▸ PASSAGE TO READ
2            The State charged Davis with sexually assaulting and beating his girlfriend, Melodee V.  Before trial, Davis asked the court to review Melodee’s mental health records, for potential evidence that she misperceived consensual sex as an assault.  He offered evidence that Melodee was an admitted drug addict and had repeatedly received treatment for her addiction.  He further noted that Melodee admitted using cocaine and alcohol the night of the assault, and that she neglected to properly treat a thyroid condition and that her neglect might cause her perception problems.  Finally, he noted that she was taking a prescription antidepressant at the time of the assault.

3            The trial court denied Davis’s request and the matter proceeded to trial.  Melodee testified, and while identifying Davis referred to the “jail sandals” he was wearing.  Counsel subsequently moved for a mistrial.  The trial court denied that motion, reasoning that the reference was “slight” and unintentional, and that the jury showed no reaction to it.

4            The defendant is entitled to the trial court’s in camera inspection of the victim’s privileged health records only upon showing that they are relevant and may be necessary to a fair determination of guilt or innocence.  See State v. Munoz, 200 Wis.2d 391, 398, 546 N.W.2d 570, 573 (Ct. App. 1996).  Whether the defendant satisfies this standard is a question of law.  See id. at 395, 546 N.W.2d at 572.

[Document structure recognition data]
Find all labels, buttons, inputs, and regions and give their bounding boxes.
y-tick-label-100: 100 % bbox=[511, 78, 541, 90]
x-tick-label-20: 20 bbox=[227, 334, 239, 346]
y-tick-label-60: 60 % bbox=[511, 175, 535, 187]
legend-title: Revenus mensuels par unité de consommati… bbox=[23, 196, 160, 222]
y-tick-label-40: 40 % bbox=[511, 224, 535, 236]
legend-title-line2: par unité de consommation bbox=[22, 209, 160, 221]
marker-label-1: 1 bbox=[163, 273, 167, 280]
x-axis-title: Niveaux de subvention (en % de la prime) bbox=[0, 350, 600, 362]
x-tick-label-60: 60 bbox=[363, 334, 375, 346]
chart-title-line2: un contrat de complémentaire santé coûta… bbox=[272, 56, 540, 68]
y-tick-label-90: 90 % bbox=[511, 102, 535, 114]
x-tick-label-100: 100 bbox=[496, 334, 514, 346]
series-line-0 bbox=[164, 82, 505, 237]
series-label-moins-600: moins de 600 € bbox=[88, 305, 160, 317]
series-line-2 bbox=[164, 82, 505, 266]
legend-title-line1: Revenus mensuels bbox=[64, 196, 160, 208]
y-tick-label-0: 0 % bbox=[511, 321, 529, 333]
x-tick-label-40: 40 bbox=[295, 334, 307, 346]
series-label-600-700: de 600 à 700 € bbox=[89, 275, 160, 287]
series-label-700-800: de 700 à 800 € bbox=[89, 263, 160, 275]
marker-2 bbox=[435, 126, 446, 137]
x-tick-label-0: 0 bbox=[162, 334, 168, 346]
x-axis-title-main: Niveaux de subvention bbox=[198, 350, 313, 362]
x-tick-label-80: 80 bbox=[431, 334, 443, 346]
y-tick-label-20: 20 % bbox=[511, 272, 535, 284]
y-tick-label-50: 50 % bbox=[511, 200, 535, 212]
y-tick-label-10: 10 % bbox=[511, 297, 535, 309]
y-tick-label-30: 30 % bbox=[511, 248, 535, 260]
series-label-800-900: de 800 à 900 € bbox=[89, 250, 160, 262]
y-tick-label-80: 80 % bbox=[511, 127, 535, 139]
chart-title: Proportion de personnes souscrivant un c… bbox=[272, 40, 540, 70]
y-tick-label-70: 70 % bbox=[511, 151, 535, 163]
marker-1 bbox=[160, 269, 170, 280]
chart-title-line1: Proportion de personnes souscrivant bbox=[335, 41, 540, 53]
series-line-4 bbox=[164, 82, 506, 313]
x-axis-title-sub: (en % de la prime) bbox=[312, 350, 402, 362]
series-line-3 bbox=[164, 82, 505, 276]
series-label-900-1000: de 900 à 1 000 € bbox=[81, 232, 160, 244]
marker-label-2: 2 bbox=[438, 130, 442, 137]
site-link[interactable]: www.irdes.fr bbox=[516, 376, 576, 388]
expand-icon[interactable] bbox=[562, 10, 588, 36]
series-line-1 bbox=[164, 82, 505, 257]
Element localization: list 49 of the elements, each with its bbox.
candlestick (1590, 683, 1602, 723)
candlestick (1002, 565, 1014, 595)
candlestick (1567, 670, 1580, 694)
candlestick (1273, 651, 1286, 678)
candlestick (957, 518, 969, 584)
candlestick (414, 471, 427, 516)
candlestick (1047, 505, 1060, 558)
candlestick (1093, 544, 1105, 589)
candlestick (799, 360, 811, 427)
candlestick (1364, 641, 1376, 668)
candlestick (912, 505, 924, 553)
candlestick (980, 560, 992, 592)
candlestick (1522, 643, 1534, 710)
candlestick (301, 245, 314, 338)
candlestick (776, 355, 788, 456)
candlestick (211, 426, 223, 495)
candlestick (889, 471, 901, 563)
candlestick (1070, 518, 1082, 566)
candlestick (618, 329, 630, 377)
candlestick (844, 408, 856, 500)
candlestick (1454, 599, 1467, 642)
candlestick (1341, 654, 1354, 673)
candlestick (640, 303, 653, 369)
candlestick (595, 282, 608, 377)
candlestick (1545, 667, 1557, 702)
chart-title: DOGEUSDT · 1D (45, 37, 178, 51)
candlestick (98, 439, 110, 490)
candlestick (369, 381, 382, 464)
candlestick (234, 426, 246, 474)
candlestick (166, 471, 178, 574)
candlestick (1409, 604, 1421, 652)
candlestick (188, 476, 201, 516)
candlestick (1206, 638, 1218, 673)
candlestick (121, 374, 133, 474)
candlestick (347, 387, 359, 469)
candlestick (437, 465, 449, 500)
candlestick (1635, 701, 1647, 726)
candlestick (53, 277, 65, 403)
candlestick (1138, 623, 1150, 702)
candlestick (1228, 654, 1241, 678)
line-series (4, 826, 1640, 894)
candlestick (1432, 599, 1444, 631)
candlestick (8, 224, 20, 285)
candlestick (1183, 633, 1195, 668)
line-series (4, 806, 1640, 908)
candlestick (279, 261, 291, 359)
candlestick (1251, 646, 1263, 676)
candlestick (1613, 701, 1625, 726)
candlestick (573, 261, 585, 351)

▸ WORK TASK
Rewrite the court passage from "3            The trial" to "reaction to it.", putting "new trial" in place of "mistrial". Rely only on the text itself for your answers.

▸ EXERCISE OUTPUT
3            The trial court denied Davis’s request and the matter proceeded to trial.  Melodee testified, and while identifying Davis referred to the “jail sandals” he was wearing.  Counsel subsequently moved for a new trial.  The trial court denied that motion, reasoning that the reference was “slight” and unintentional, and that the jury showed no reaction to it.